-- START EXERCISE MATERIAL --

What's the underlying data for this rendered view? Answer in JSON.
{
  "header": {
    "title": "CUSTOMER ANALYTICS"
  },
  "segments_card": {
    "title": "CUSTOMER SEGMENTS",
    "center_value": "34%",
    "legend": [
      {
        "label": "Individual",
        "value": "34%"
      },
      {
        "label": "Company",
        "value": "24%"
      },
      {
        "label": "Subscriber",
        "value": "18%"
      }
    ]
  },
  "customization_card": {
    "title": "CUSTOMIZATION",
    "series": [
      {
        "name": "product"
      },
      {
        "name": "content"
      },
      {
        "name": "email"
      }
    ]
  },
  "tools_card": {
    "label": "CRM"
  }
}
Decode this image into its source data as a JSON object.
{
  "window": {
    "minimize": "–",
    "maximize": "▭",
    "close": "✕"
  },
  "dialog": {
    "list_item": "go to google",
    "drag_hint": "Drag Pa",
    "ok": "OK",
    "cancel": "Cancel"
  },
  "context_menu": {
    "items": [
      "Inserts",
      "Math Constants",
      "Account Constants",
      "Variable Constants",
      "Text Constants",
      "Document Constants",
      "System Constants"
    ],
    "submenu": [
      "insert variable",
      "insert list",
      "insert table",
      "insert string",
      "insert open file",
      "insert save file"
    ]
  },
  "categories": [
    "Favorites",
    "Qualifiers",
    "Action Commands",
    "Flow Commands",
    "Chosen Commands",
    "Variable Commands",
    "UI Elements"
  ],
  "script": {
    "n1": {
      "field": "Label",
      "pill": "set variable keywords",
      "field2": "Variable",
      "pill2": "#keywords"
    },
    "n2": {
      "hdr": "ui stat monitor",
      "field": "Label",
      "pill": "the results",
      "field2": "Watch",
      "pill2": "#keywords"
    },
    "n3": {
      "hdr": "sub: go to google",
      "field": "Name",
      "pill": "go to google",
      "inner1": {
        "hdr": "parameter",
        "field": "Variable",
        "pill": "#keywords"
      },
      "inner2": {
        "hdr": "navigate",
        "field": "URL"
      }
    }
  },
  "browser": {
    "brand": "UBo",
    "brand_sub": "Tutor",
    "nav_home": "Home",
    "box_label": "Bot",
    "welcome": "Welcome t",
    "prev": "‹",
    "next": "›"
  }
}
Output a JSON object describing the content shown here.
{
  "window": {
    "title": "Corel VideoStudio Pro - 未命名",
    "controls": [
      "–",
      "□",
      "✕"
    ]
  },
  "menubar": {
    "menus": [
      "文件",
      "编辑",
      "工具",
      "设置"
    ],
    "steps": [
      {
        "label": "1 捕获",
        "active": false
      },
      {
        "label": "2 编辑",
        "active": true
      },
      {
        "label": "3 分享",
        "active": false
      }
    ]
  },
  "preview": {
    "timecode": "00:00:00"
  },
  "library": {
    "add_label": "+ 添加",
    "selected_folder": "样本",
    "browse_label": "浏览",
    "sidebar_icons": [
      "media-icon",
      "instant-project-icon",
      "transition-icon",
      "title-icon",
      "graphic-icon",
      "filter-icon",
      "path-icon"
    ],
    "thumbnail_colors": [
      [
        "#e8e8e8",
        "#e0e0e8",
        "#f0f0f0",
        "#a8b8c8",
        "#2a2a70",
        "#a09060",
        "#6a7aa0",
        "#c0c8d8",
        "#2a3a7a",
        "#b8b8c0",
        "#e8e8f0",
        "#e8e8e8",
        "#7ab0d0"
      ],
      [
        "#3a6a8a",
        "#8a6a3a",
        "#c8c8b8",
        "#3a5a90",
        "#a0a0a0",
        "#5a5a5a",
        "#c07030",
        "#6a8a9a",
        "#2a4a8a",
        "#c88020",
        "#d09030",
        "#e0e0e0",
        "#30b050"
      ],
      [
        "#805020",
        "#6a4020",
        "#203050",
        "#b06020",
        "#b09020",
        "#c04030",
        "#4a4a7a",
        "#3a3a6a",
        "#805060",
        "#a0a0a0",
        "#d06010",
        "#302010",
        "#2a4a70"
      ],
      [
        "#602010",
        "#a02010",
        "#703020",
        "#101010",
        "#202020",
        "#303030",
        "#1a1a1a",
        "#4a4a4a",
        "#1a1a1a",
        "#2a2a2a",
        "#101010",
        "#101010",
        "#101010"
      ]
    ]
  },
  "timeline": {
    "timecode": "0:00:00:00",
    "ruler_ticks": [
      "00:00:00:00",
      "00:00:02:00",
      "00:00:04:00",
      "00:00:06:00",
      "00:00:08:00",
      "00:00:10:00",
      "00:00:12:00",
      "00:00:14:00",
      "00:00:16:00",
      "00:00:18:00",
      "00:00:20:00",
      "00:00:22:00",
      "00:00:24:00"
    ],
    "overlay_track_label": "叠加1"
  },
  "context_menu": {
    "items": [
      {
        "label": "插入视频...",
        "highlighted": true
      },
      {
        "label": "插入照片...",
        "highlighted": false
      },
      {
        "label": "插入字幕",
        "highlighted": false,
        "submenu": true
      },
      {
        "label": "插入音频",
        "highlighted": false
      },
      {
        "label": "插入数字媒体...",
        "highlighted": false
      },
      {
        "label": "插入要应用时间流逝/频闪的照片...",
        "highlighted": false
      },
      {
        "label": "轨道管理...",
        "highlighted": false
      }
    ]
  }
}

-- END EXERCISE MATERIAL --

**STATED PROBLEM**
Retype the material in full, character for character.

**COMPLETE RESPONSE**
What's the underlying data for this rendered view? Answer in JSON.
{
  "header": {
    "title": "CUSTOMER ANALYTICS"
  },
  "segments_card": {
    "title": "CUSTOMER SEGMENTS",
    "center_value": "34%",
    "legend": [
      {
        "label": "Individual",
        "value": "34%"
      },
      {
        "label": "Company",
        "value": "24%"
      },
      {
        "label": "Subscriber",
        "value": "18%"
      }
    ]
  },
  "customization_card": {
    "title": "CUSTOMIZATION",
    "series": [
      {
        "name": "product"
      },
      {
        "name": "content"
      },
      {
        "name": "email"
      }
    ]
  },
  "tools_card": {
    "label": "CRM"
  }
}
Decode this image into its source data as a JSON object.
{
  "window": {
    "minimize": "–",
    "maximize": "▭",
    "close": "✕"
  },
  "dialog": {
    "list_item": "go to google",
    "drag_hint": "Drag Pa",
    "ok": "OK",
    "cancel": "Cancel"
  },
  "context_menu": {
    "items": [
      "Inserts",
      "Math Constants",
      "Account Constants",
      "Variable Constants",
      "Text Constants",
      "Document Constants",
      "System Constants"
    ],
    "submenu": [
      "insert variable",
      "insert list",
      "insert table",
      "insert string",
      "insert open file",
      "insert save file"
    ]
  },
  "categories": [
    "Favorites",
    "Qualifiers",
    "Action Commands",
    "Flow Commands",
    "Chosen Commands",
    "Variable Commands",
    "UI Elements"
  ],
  "script": {
    "n1": {
      "field": "Label",
      "pill": "set variable keywords",
      "field2": "Variable",
      "pill2": "#keywords"
    },
    "n2": {
      "hdr": "ui stat monitor",
      "field": "Label",
      "pill": "the results",
      "field2": "Watch",
      "pill2": "#keywords"
    },
    "n3": {
      "hdr": "sub: go to google",
      "field": "Name",
      "pill": "go to google",
      "inner1": {
        "hdr": "parameter",
        "field": "Variable",
        "pill": "#keywords"
      },
      "inner2": {
        "hdr": "navigate",
        "field": "URL"
      }
    }
  },
  "browser": {
    "brand": "UBo",
    "brand_sub": "Tutor",
    "nav_home": "Home",
    "box_label": "Bot",
    "welcome": "Welcome t",
    "prev": "‹",
    "next": "›"
  }
}
Output a JSON object describing the content shown here.
{
  "window": {
    "title": "Corel VideoStudio Pro - 未命名",
    "controls": [
      "–",
      "□",
      "✕"
    ]
  },
  "menubar": {
    "menus": [
      "文件",
      "编辑",
      "工具",
      "设置"
    ],
    "steps": [
      {
        "label": "1 捕获",
        "active": false
      },
      {
        "label": "2 编辑",
        "active": true
      },
      {
        "label": "3 分享",
        "active": false
      }
    ]
  },
  "preview": {
    "timecode": "00:00:00"
  },
  "library": {
    "add_label": "+ 添加",
    "selected_folder": "样本",
    "browse_label": "浏览",
    "sidebar_icons": [
      "media-icon",
      "instant-project-icon",
      "transition-icon",
      "title-icon",
      "graphic-icon",
      "filter-icon",
      "path-icon"
    ],
    "thumbnail_colors": [
      [
        "#e8e8e8",
        "#e0e0e8",
        "#f0f0f0",
        "#a8b8c8",
        "#2a2a70",
        "#a09060",
        "#6a7aa0",
        "#c0c8d8",
        "#2a3a7a",
        "#b8b8c0",
        "#e8e8f0",
        "#e8e8e8",
        "#7ab0d0"
      ],
      [
        "#3a6a8a",
        "#8a6a3a",
        "#c8c8b8",
        "#3a5a90",
        "#a0a0a0",
        "#5a5a5a",
        "#c07030",
        "#6a8a9a",
        "#2a4a8a",
        "#c88020",
        "#d09030",
        "#e0e0e0",
        "#30b050"
      ],
      [
        "#805020",
        "#6a4020",
        "#203050",
        "#b06020",
        "#b09020",
        "#c04030",
        "#4a4a7a",
        "#3a3a6a",
        "#805060",
        "#a0a0a0",
        "#d06010",
        "#302010",
        "#2a4a70"
      ],
      [
        "#602010",
        "#a02010",
        "#703020",
        "#101010",
        "#202020",
        "#303030",
        "#1a1a1a",
        "#4a4a4a",
        "#1a1a1a",
        "#2a2a2a",
        "#101010",
        "#101010",
        "#101010"
      ]
    ]
  },
  "timeline": {
    "timecode": "0:00:00:00",
    "ruler_ticks": [
      "00:00:00:00",
      "00:00:02:00",
      "00:00:04:00",
      "00:00:06:00",
      "00:00:08:00",
      "00:00:10:00",
      "00:00:12:00",
      "00:00:14:00",
      "00:00:16:00",
      "00:00:18:00",
      "00:00:20:00",
      "00:00:22:00",
      "00:00:24:00"
    ],
    "overlay_track_label": "叠加1"
  },
  "context_menu": {
    "items": [
      {
        "label": "插入视频...",
        "highlighted": true
      },
      {
        "label": "插入照片...",
        "highlighted": false
      },
      {
        "label": "插入字幕",
        "highlighted": false,
        "submenu": true
      },
      {
        "label": "插入音频",
        "highlighted": false
      },
      {
        "label": "插入数字媒体...",
        "highlighted": false
      },
      {
        "label": "插入要应用时间流逝/频闪的照片...",
        "highlighted": false
      },
      {
        "label": "轨道管理...",
        "highlighted": false
      }
    ]
  }
}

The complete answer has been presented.